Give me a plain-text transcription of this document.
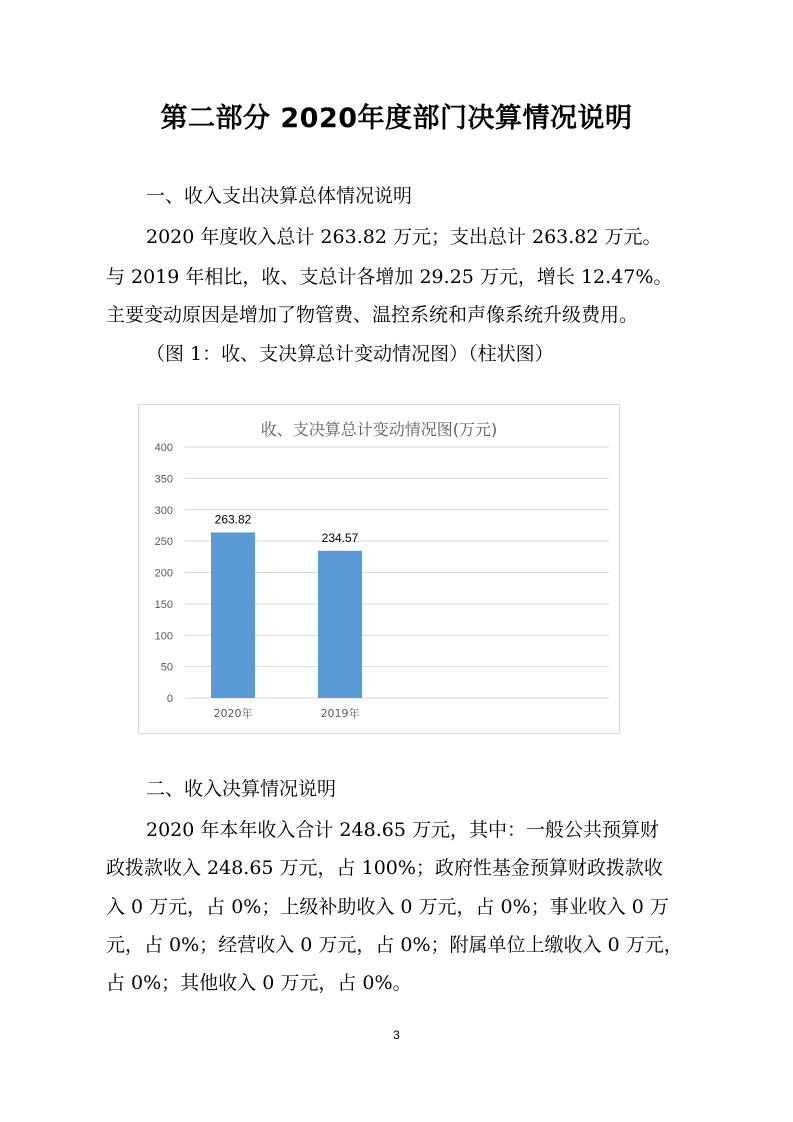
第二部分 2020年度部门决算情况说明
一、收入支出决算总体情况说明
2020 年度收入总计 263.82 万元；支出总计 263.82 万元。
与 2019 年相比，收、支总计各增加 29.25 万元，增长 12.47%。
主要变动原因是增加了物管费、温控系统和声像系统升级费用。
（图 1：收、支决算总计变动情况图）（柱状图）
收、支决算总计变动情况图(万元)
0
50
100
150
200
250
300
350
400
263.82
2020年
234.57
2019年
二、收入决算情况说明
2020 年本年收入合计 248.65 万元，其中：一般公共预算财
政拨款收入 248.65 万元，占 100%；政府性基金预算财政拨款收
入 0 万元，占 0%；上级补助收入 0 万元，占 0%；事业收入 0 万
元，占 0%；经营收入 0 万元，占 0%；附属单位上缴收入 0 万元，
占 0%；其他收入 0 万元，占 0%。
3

= = = =

■ YOUR GOAL:
Your copy should repeat each entry above exactly but contain no pictures.

■ RESPONSE TO THIS EXERCISE:
Give me a plain-text transcription of this document.
第二部分 2020年度部门决算情况说明
一、收入支出决算总体情况说明
2020 年度收入总计 263.82 万元；支出总计 263.82 万元。
与 2019 年相比，收、支总计各增加 29.25 万元，增长 12.47%。
主要变动原因是增加了物管费、温控系统和声像系统升级费用。
（图 1：收、支决算总计变动情况图）（柱状图）
收、支决算总计变动情况图(万元)
0
50
100
150
200
250
300
350
400
263.82
2020年
234.57
2019年
二、收入决算情况说明
2020 年本年收入合计 248.65 万元，其中：一般公共预算财
政拨款收入 248.65 万元，占 100%；政府性基金预算财政拨款收
入 0 万元，占 0%；上级补助收入 0 万元，占 0%；事业收入 0 万
元，占 0%；经营收入 0 万元，占 0%；附属单位上缴收入 0 万元，
占 0%；其他收入 0 万元，占 0%。
3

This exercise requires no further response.